* Task directions:
Determine the number of lines that contain the word "name", then state that number and nothing more.

--- Start of Supplied records ---

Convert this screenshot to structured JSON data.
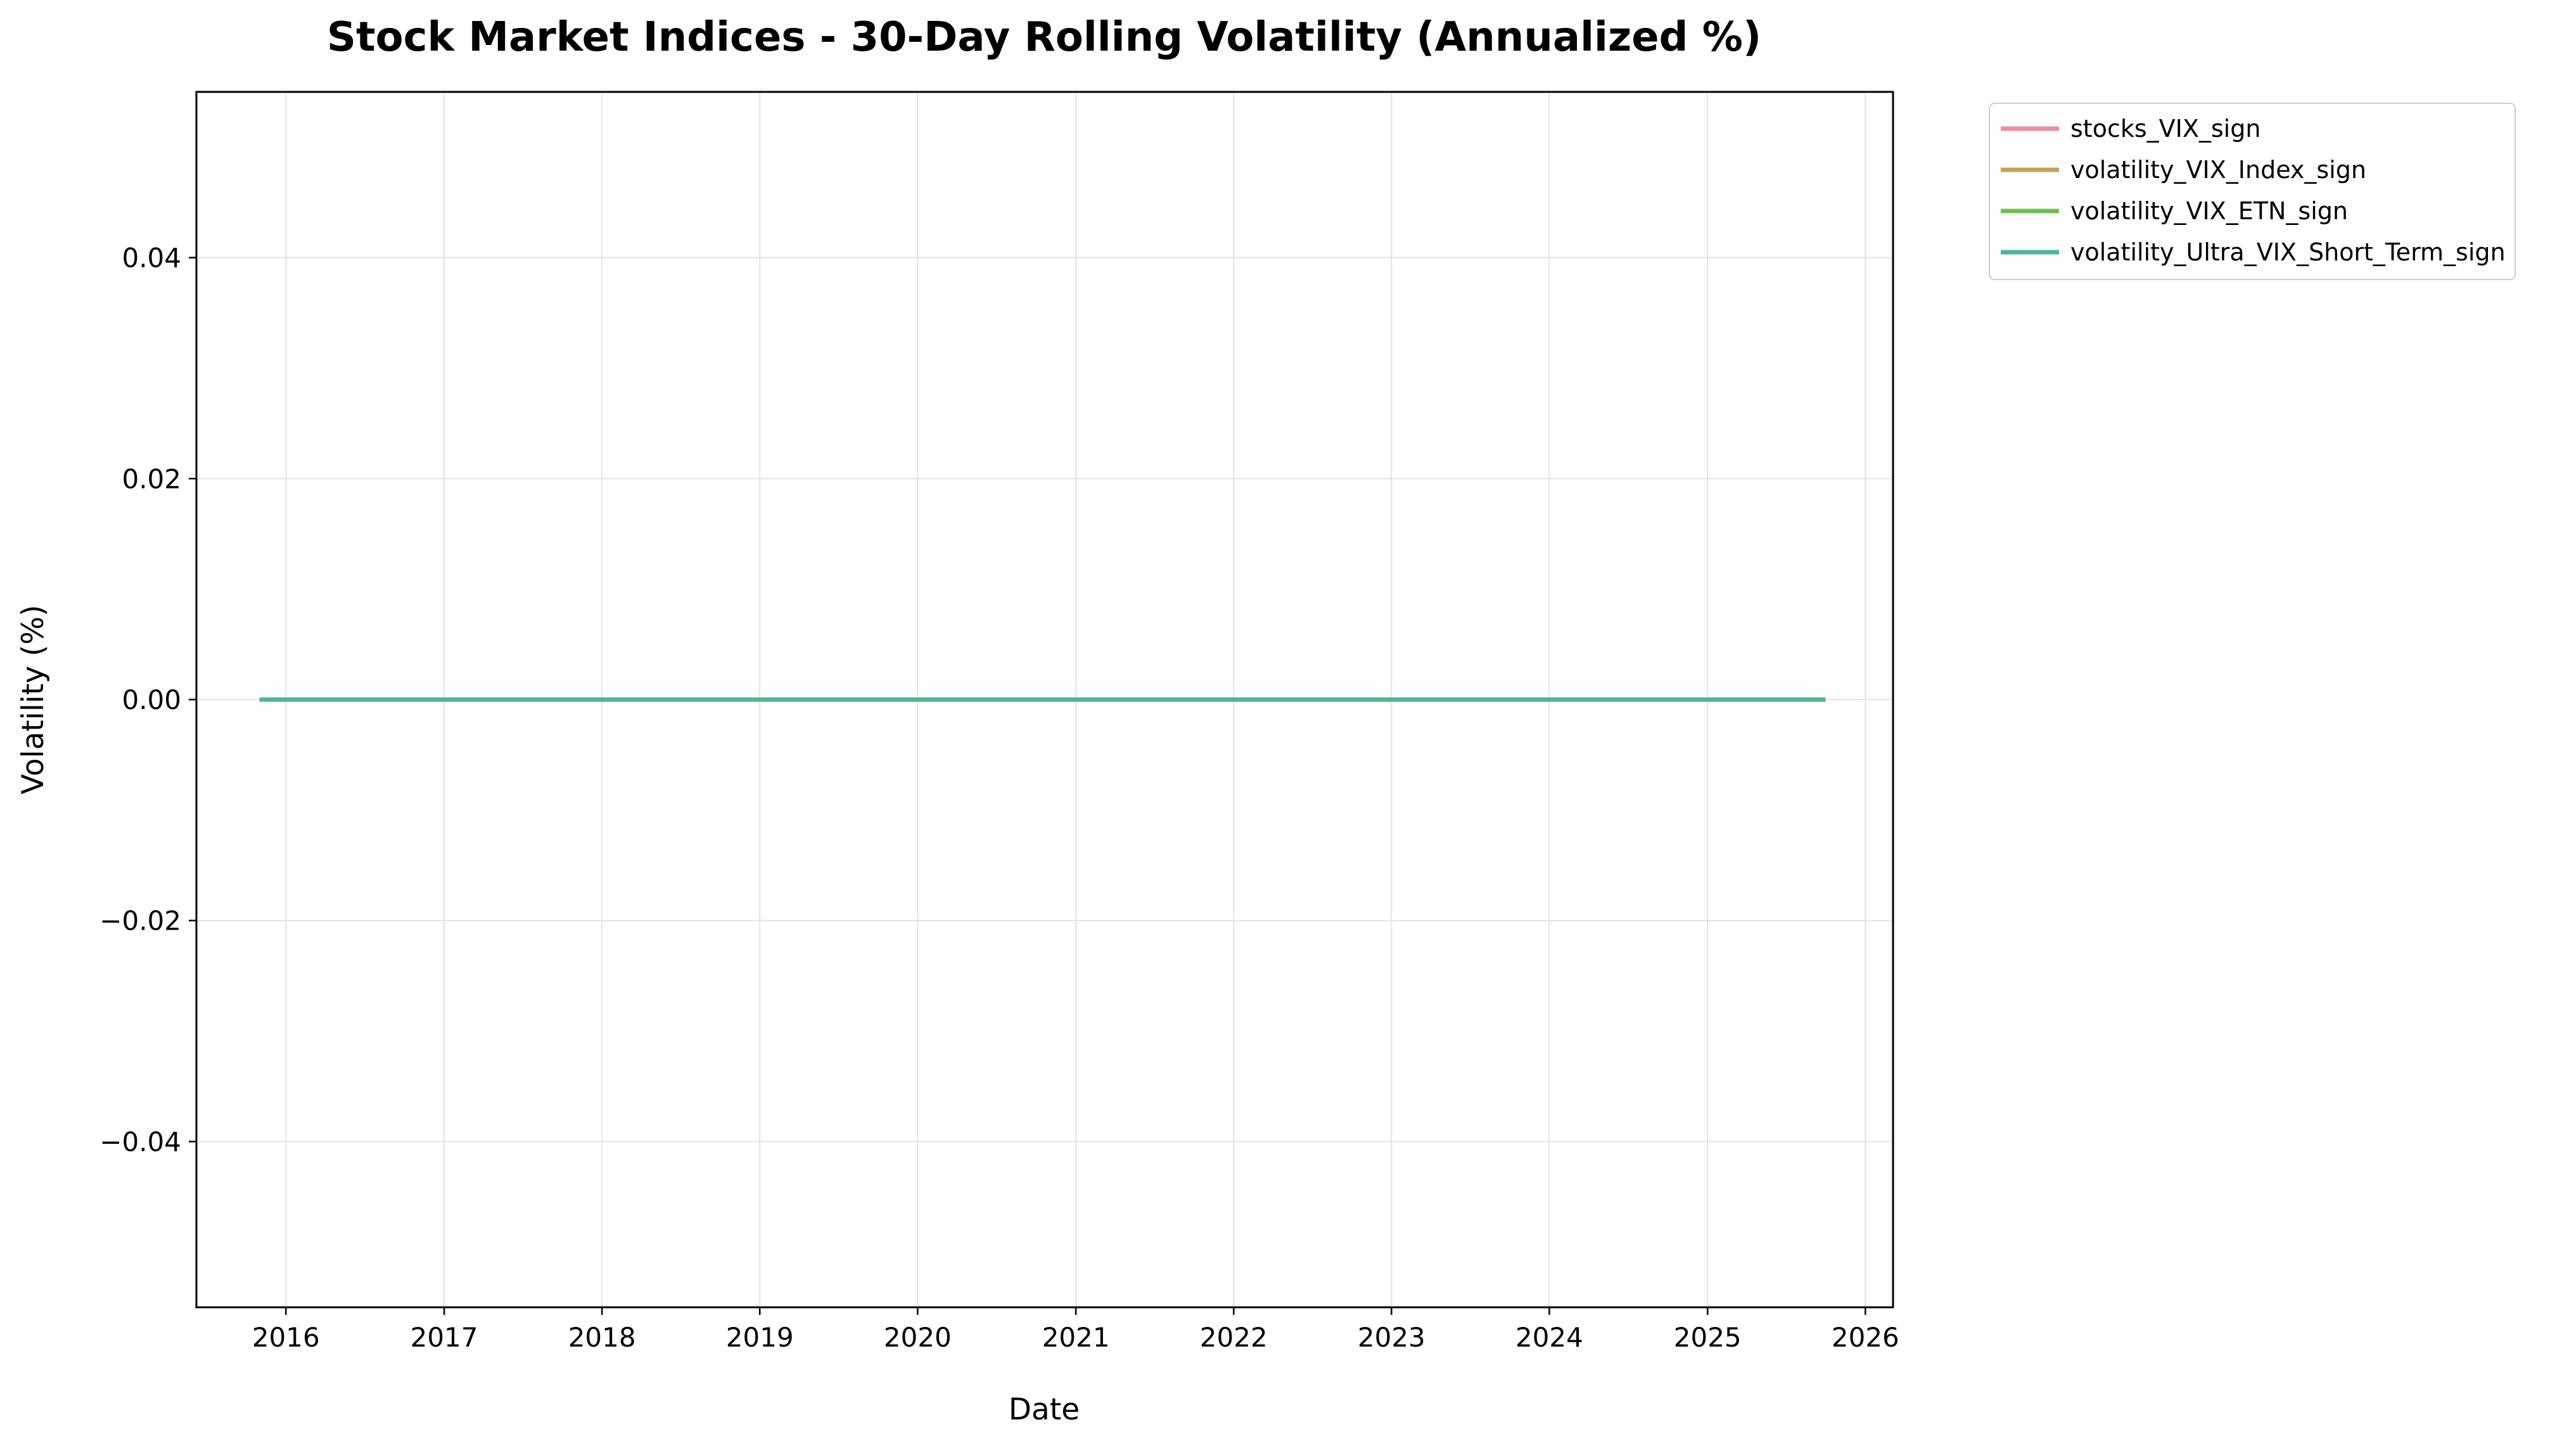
{
  "chart_data": {
    "type": "line",
    "title": "Stock Market Indices - 30-Day Rolling Volatility (Annualized %)",
    "xlabel": "Date",
    "ylabel": "Volatility (%)",
    "x_axis_type": "date",
    "xlim": [
      "2015-06-08",
      "2026-03-06"
    ],
    "ylim": [
      -0.055,
      0.055
    ],
    "x_ticks": [
      "2016",
      "2017",
      "2018",
      "2019",
      "2020",
      "2021",
      "2022",
      "2023",
      "2024",
      "2025",
      "2026"
    ],
    "y_ticks": [
      -0.04,
      -0.02,
      0.0,
      0.02,
      0.04
    ],
    "y_tick_labels": [
      "−0.04",
      "−0.02",
      "0.00",
      "0.02",
      "0.04"
    ],
    "grid": true,
    "legend_placement": "outside-upper-right",
    "x": [
      "2015-11-01",
      "2025-10-01"
    ],
    "series": [
      {
        "name": "stocks_VIX_sign",
        "color": "#f28ba0",
        "values": [
          0,
          0
        ]
      },
      {
        "name": "volatility_VIX_Index_sign",
        "color": "#c9a053",
        "values": [
          0,
          0
        ]
      },
      {
        "name": "volatility_VIX_ETN_sign",
        "color": "#6cbf4f",
        "values": [
          0,
          0
        ]
      },
      {
        "name": "volatility_Ultra_VIX_Short_Term_sign",
        "color": "#4bb3a3",
        "values": [
          0,
          0
        ]
      }
    ]
  }
}
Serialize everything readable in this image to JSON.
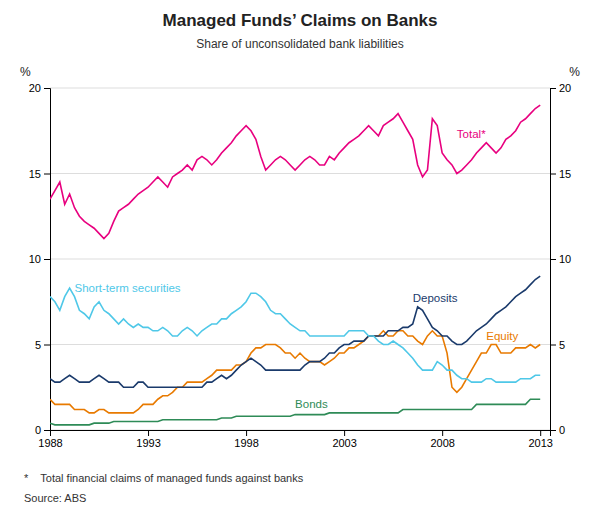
{
  "chart_data": {
    "type": "line",
    "title": "Managed Funds’ Claims on Banks",
    "subtitle": "Share of unconsolidated bank liabilities",
    "ylabel": "%",
    "y2label": "%",
    "annotations": [
      "*    Total financial claims of managed funds against banks",
      "Source: ABS"
    ],
    "xlim": [
      1988,
      2013.5
    ],
    "xticks": [
      1988,
      1993,
      1998,
      2003,
      2008,
      2013
    ],
    "ylim": [
      0,
      20
    ],
    "yticks": [
      0,
      5,
      10,
      15,
      20
    ],
    "y2lim": [
      0,
      20
    ],
    "y2ticks": [
      0,
      5,
      10,
      15,
      20
    ],
    "grid": true,
    "x": [
      1988.0,
      1988.25,
      1988.5,
      1988.75,
      1989.0,
      1989.25,
      1989.5,
      1989.75,
      1990.0,
      1990.25,
      1990.5,
      1990.75,
      1991.0,
      1991.25,
      1991.5,
      1991.75,
      1992.0,
      1992.25,
      1992.5,
      1992.75,
      1993.0,
      1993.25,
      1993.5,
      1993.75,
      1994.0,
      1994.25,
      1994.5,
      1994.75,
      1995.0,
      1995.25,
      1995.5,
      1995.75,
      1996.0,
      1996.25,
      1996.5,
      1996.75,
      1997.0,
      1997.25,
      1997.5,
      1997.75,
      1998.0,
      1998.25,
      1998.5,
      1998.75,
      1999.0,
      1999.25,
      1999.5,
      1999.75,
      2000.0,
      2000.25,
      2000.5,
      2000.75,
      2001.0,
      2001.25,
      2001.5,
      2001.75,
      2002.0,
      2002.25,
      2002.5,
      2002.75,
      2003.0,
      2003.25,
      2003.5,
      2003.75,
      2004.0,
      2004.25,
      2004.5,
      2004.75,
      2005.0,
      2005.25,
      2005.5,
      2005.75,
      2006.0,
      2006.25,
      2006.5,
      2006.75,
      2007.0,
      2007.25,
      2007.5,
      2007.75,
      2008.0,
      2008.25,
      2008.5,
      2008.75,
      2009.0,
      2009.25,
      2009.5,
      2009.75,
      2010.0,
      2010.25,
      2010.5,
      2010.75,
      2011.0,
      2011.25,
      2011.5,
      2011.75,
      2012.0,
      2012.25,
      2012.5,
      2012.75,
      2013.0
    ],
    "series": [
      {
        "name": "Total*",
        "color": "#E8007F",
        "values": [
          13.5,
          14.0,
          14.5,
          13.2,
          13.8,
          13.0,
          12.5,
          12.2,
          12.0,
          11.8,
          11.5,
          11.2,
          11.5,
          12.2,
          12.8,
          13.0,
          13.2,
          13.5,
          13.8,
          14.0,
          14.2,
          14.5,
          14.8,
          14.5,
          14.2,
          14.8,
          15.0,
          15.2,
          15.5,
          15.2,
          15.8,
          16.0,
          15.8,
          15.5,
          15.8,
          16.2,
          16.5,
          16.8,
          17.2,
          17.5,
          17.8,
          17.5,
          17.0,
          16.0,
          15.2,
          15.5,
          15.8,
          16.0,
          15.8,
          15.5,
          15.2,
          15.5,
          15.8,
          16.0,
          15.8,
          15.5,
          15.5,
          16.0,
          15.8,
          16.2,
          16.5,
          16.8,
          17.0,
          17.2,
          17.5,
          17.8,
          17.5,
          17.2,
          17.8,
          18.0,
          18.2,
          18.5,
          18.0,
          17.5,
          17.0,
          15.5,
          14.8,
          15.2,
          18.2,
          17.8,
          16.2,
          15.8,
          15.5,
          15.0,
          15.2,
          15.5,
          15.8,
          16.2,
          16.5,
          16.8,
          16.5,
          16.2,
          16.5,
          17.0,
          17.2,
          17.5,
          18.0,
          18.2,
          18.5,
          18.8,
          19.0
        ]
      },
      {
        "name": "Short-term securities",
        "color": "#4FC8E8",
        "values": [
          7.8,
          7.5,
          7.0,
          7.8,
          8.3,
          7.8,
          7.0,
          6.8,
          6.5,
          7.2,
          7.5,
          7.0,
          6.8,
          6.5,
          6.2,
          6.5,
          6.2,
          6.0,
          6.2,
          6.0,
          6.0,
          5.8,
          5.8,
          6.0,
          5.8,
          5.5,
          5.5,
          5.8,
          6.0,
          5.8,
          5.5,
          5.8,
          6.0,
          6.2,
          6.2,
          6.5,
          6.5,
          6.8,
          7.0,
          7.2,
          7.5,
          8.0,
          8.0,
          7.8,
          7.5,
          7.0,
          6.8,
          6.8,
          6.5,
          6.2,
          6.0,
          5.8,
          5.8,
          5.5,
          5.5,
          5.5,
          5.5,
          5.5,
          5.5,
          5.5,
          5.5,
          5.8,
          5.8,
          5.8,
          5.8,
          5.5,
          5.5,
          5.2,
          5.0,
          5.0,
          5.2,
          5.0,
          4.8,
          4.5,
          4.2,
          3.8,
          3.5,
          3.5,
          3.5,
          4.0,
          3.8,
          3.5,
          3.5,
          3.2,
          3.0,
          3.0,
          2.8,
          2.8,
          2.8,
          3.0,
          3.0,
          2.8,
          2.8,
          2.8,
          2.8,
          2.8,
          3.0,
          3.0,
          3.0,
          3.2,
          3.2
        ]
      },
      {
        "name": "Deposits",
        "color": "#1A3A6B",
        "values": [
          3.0,
          2.8,
          2.8,
          3.0,
          3.2,
          3.0,
          2.8,
          2.8,
          2.8,
          3.0,
          3.2,
          3.0,
          2.8,
          2.8,
          2.8,
          2.5,
          2.5,
          2.5,
          2.8,
          2.8,
          2.5,
          2.5,
          2.5,
          2.5,
          2.5,
          2.5,
          2.5,
          2.5,
          2.5,
          2.5,
          2.5,
          2.5,
          2.8,
          2.8,
          3.0,
          3.2,
          3.0,
          3.2,
          3.5,
          3.8,
          4.0,
          4.2,
          4.0,
          3.8,
          3.5,
          3.5,
          3.5,
          3.5,
          3.5,
          3.5,
          3.5,
          3.5,
          3.8,
          4.0,
          4.0,
          4.0,
          4.2,
          4.5,
          4.5,
          4.8,
          5.0,
          5.0,
          5.2,
          5.2,
          5.2,
          5.5,
          5.5,
          5.5,
          5.5,
          5.8,
          5.8,
          5.8,
          6.0,
          6.0,
          6.2,
          7.2,
          7.0,
          6.5,
          6.0,
          5.8,
          5.5,
          5.5,
          5.2,
          5.0,
          5.0,
          5.2,
          5.5,
          5.8,
          6.0,
          6.2,
          6.5,
          6.8,
          7.0,
          7.2,
          7.5,
          7.8,
          8.0,
          8.2,
          8.5,
          8.8,
          9.0
        ]
      },
      {
        "name": "Equity",
        "color": "#E87A00",
        "values": [
          1.8,
          1.5,
          1.5,
          1.5,
          1.5,
          1.2,
          1.2,
          1.2,
          1.0,
          1.0,
          1.2,
          1.2,
          1.0,
          1.0,
          1.0,
          1.0,
          1.0,
          1.0,
          1.2,
          1.5,
          1.5,
          1.5,
          1.8,
          2.0,
          2.0,
          2.2,
          2.5,
          2.5,
          2.8,
          2.8,
          2.8,
          2.8,
          3.0,
          3.2,
          3.5,
          3.5,
          3.5,
          3.5,
          3.8,
          3.8,
          4.0,
          4.5,
          4.8,
          4.8,
          5.0,
          5.0,
          5.0,
          4.8,
          4.5,
          4.5,
          4.2,
          4.5,
          4.2,
          4.0,
          4.0,
          4.0,
          3.8,
          4.0,
          4.2,
          4.5,
          4.5,
          4.8,
          4.8,
          5.0,
          5.2,
          5.5,
          5.5,
          5.5,
          5.8,
          5.5,
          5.5,
          5.8,
          5.8,
          5.5,
          5.5,
          5.2,
          5.0,
          5.5,
          5.8,
          5.5,
          5.5,
          4.5,
          2.5,
          2.2,
          2.5,
          3.0,
          3.5,
          4.0,
          4.5,
          4.5,
          5.0,
          5.0,
          4.5,
          4.5,
          4.5,
          4.8,
          4.8,
          4.8,
          5.0,
          4.8,
          5.0
        ]
      },
      {
        "name": "Bonds",
        "color": "#2E8B57",
        "values": [
          0.4,
          0.3,
          0.3,
          0.3,
          0.3,
          0.3,
          0.3,
          0.3,
          0.3,
          0.4,
          0.4,
          0.4,
          0.4,
          0.5,
          0.5,
          0.5,
          0.5,
          0.5,
          0.5,
          0.5,
          0.5,
          0.5,
          0.5,
          0.6,
          0.6,
          0.6,
          0.6,
          0.6,
          0.6,
          0.6,
          0.6,
          0.6,
          0.6,
          0.6,
          0.6,
          0.7,
          0.7,
          0.7,
          0.8,
          0.8,
          0.8,
          0.8,
          0.8,
          0.8,
          0.8,
          0.8,
          0.8,
          0.8,
          0.8,
          0.8,
          0.9,
          0.9,
          0.9,
          0.9,
          0.9,
          0.9,
          0.9,
          1.0,
          1.0,
          1.0,
          1.0,
          1.0,
          1.0,
          1.0,
          1.0,
          1.0,
          1.0,
          1.0,
          1.0,
          1.0,
          1.0,
          1.0,
          1.2,
          1.2,
          1.2,
          1.2,
          1.2,
          1.2,
          1.2,
          1.2,
          1.2,
          1.2,
          1.2,
          1.2,
          1.2,
          1.2,
          1.2,
          1.5,
          1.5,
          1.5,
          1.5,
          1.5,
          1.5,
          1.5,
          1.5,
          1.5,
          1.5,
          1.5,
          1.8,
          1.8,
          1.8
        ]
      }
    ]
  }
}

--- End of Supplied records ---

* Response:
9